> Supplied records
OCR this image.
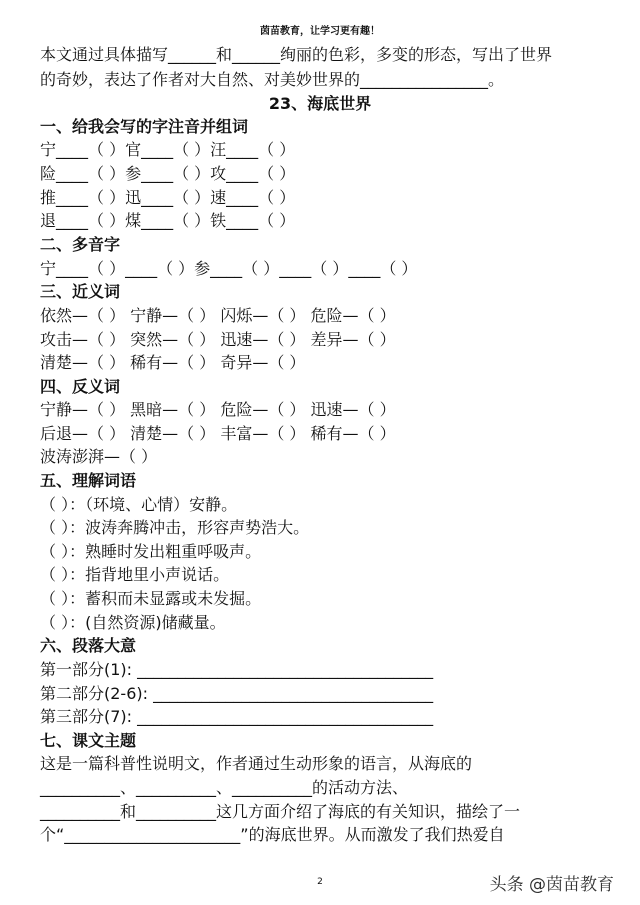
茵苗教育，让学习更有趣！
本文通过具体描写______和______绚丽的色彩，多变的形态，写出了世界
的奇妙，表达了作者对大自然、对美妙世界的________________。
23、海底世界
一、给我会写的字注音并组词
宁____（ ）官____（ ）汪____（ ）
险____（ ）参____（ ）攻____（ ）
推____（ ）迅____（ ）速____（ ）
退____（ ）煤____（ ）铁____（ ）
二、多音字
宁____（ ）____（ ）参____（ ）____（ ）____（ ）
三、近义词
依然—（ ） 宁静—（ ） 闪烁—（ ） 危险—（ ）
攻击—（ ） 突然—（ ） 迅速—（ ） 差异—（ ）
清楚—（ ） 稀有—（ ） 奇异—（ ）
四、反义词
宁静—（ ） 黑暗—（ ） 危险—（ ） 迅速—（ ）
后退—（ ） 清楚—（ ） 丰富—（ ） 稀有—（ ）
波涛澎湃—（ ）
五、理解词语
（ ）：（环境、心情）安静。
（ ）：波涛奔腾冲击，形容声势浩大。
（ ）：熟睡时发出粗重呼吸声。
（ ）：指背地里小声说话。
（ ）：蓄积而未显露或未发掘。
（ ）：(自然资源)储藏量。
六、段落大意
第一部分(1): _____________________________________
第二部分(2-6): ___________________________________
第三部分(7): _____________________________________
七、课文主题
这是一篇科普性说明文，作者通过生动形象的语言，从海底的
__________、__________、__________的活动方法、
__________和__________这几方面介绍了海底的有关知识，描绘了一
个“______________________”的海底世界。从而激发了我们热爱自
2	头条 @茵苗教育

> Direction
Reproduce all the entries that precede this task, word for word, minus any pictures.

> Response to the task
OCR this image.
茵苗教育，让学习更有趣！
本文通过具体描写______和______绚丽的色彩，多变的形态，写出了世界
的奇妙，表达了作者对大自然、对美妙世界的________________。
23、海底世界
一、给我会写的字注音并组词
宁____（ ）官____（ ）汪____（ ）
险____（ ）参____（ ）攻____（ ）
推____（ ）迅____（ ）速____（ ）
退____（ ）煤____（ ）铁____（ ）
二、多音字
宁____（ ）____（ ）参____（ ）____（ ）____（ ）
三、近义词
依然—（ ） 宁静—（ ） 闪烁—（ ） 危险—（ ）
攻击—（ ） 突然—（ ） 迅速—（ ） 差异—（ ）
清楚—（ ） 稀有—（ ） 奇异—（ ）
四、反义词
宁静—（ ） 黑暗—（ ） 危险—（ ） 迅速—（ ）
后退—（ ） 清楚—（ ） 丰富—（ ） 稀有—（ ）
波涛澎湃—（ ）
五、理解词语
（ ）：（环境、心情）安静。
（ ）：波涛奔腾冲击，形容声势浩大。
（ ）：熟睡时发出粗重呼吸声。
（ ）：指背地里小声说话。
（ ）：蓄积而未显露或未发掘。
（ ）：(自然资源)储藏量。
六、段落大意
第一部分(1): _____________________________________
第二部分(2-6): ___________________________________
第三部分(7): _____________________________________
七、课文主题
这是一篇科普性说明文，作者通过生动形象的语言，从海底的
__________、__________、__________的活动方法、
__________和__________这几方面介绍了海底的有关知识，描绘了一
个“______________________”的海底世界。从而激发了我们热爱自
2	头条 @茵苗教育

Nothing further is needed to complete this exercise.